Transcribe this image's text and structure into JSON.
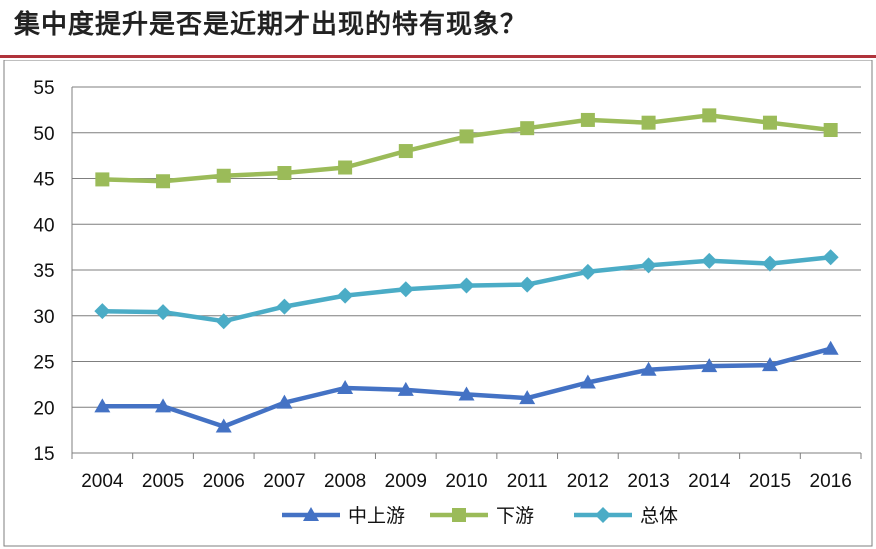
{
  "page": {
    "title": "集中度提升是否是近期才出现的特有现象？"
  },
  "chart_data": {
    "type": "line",
    "title": "",
    "xlabel": "",
    "ylabel": "",
    "ylim": [
      15,
      55
    ],
    "yticks": [
      15,
      20,
      25,
      30,
      35,
      40,
      45,
      50,
      55
    ],
    "grid": true,
    "legend_position": "bottom",
    "categories": [
      "2004",
      "2005",
      "2006",
      "2007",
      "2008",
      "2009",
      "2010",
      "2011",
      "2012",
      "2013",
      "2014",
      "2015",
      "2016"
    ],
    "series": [
      {
        "name": "中上游",
        "color": "#4472c4",
        "marker": "triangle",
        "values": [
          20.1,
          20.1,
          17.9,
          20.5,
          22.1,
          21.9,
          21.4,
          21.0,
          22.7,
          24.1,
          24.5,
          24.6,
          26.4
        ]
      },
      {
        "name": "下游",
        "color": "#9bbb59",
        "marker": "square",
        "values": [
          44.9,
          44.7,
          45.3,
          45.6,
          46.2,
          48.0,
          49.6,
          50.5,
          51.4,
          51.1,
          51.9,
          51.1,
          50.3
        ]
      },
      {
        "name": "总体",
        "color": "#4bacc6",
        "marker": "diamond",
        "values": [
          30.5,
          30.4,
          29.4,
          31.0,
          32.2,
          32.9,
          33.3,
          33.4,
          34.8,
          35.5,
          36.0,
          35.7,
          36.4
        ]
      }
    ]
  }
}
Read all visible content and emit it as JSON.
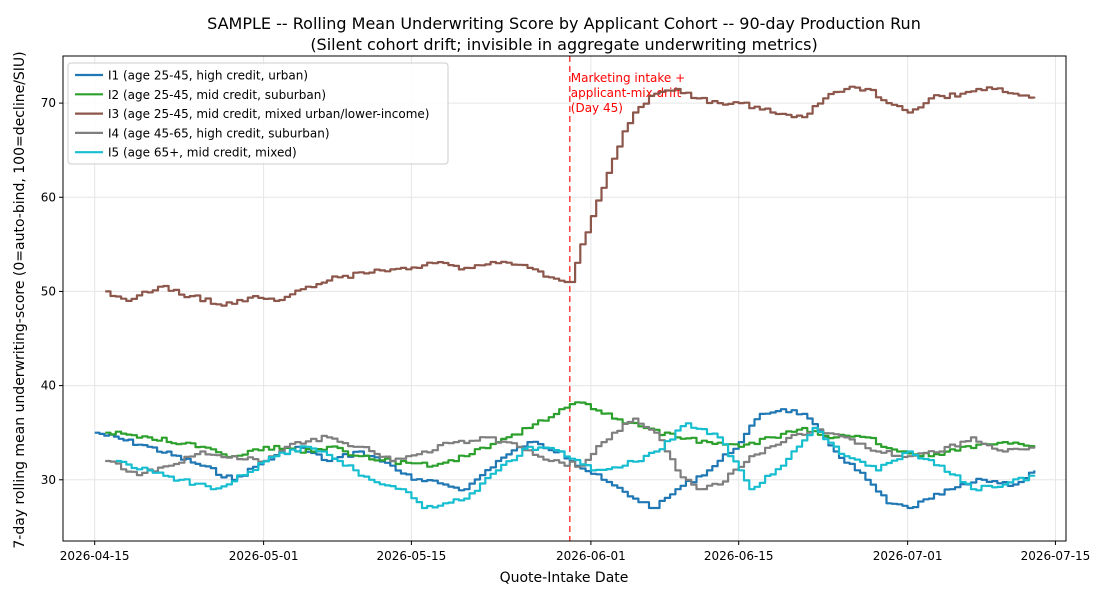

★ ★ ★

__Exercise instructions__
Scan the material for lines with the word "JSON", and copy each line you find.

__Solution to the problem__
Transcribe this image's text and structure into JSON.
Read all visible content and emit it as JSON.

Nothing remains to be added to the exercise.